* [Provided information]
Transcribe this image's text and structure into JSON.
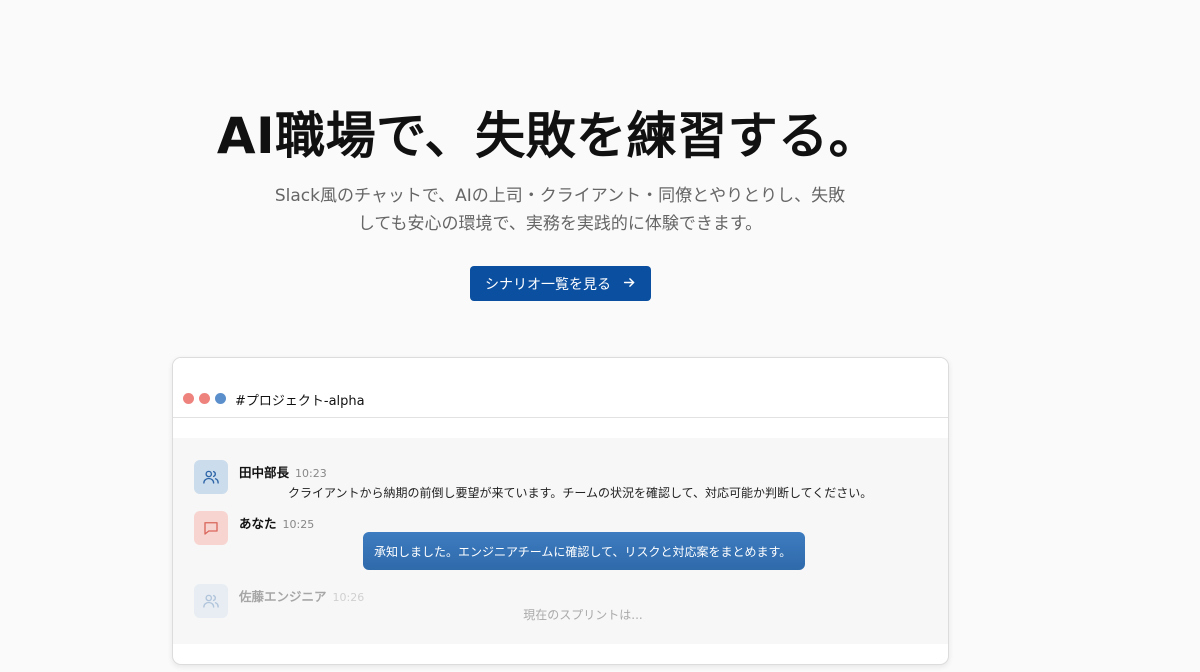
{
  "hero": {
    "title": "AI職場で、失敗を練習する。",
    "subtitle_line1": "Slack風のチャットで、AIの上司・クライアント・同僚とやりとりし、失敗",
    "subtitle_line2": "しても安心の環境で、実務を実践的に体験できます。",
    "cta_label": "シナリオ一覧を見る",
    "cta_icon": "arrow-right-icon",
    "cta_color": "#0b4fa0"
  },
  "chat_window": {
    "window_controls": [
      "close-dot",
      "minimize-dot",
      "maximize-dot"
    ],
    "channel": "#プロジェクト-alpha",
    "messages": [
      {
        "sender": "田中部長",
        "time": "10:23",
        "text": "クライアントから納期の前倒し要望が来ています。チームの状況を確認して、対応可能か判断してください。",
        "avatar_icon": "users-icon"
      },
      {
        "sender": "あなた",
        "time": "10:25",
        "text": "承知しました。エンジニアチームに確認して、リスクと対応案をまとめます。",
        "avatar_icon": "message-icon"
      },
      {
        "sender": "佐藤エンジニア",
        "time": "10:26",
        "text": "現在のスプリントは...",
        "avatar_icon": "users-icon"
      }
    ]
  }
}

* [Request]
Can you repeat every record above exactly, apart from the pictures?

* [In response]
Transcribe this image's text and structure into JSON.
{
  "hero": {
    "title": "AI職場で、失敗を練習する。",
    "subtitle_line1": "Slack風のチャットで、AIの上司・クライアント・同僚とやりとりし、失敗",
    "subtitle_line2": "しても安心の環境で、実務を実践的に体験できます。",
    "cta_label": "シナリオ一覧を見る",
    "cta_icon": "arrow-right-icon",
    "cta_color": "#0b4fa0"
  },
  "chat_window": {
    "window_controls": [
      "close-dot",
      "minimize-dot",
      "maximize-dot"
    ],
    "channel": "#プロジェクト-alpha",
    "messages": [
      {
        "sender": "田中部長",
        "time": "10:23",
        "text": "クライアントから納期の前倒し要望が来ています。チームの状況を確認して、対応可能か判断してください。",
        "avatar_icon": "users-icon"
      },
      {
        "sender": "あなた",
        "time": "10:25",
        "text": "承知しました。エンジニアチームに確認して、リスクと対応案をまとめます。",
        "avatar_icon": "message-icon"
      },
      {
        "sender": "佐藤エンジニア",
        "time": "10:26",
        "text": "現在のスプリントは...",
        "avatar_icon": "users-icon"
      }
    ]
  }
}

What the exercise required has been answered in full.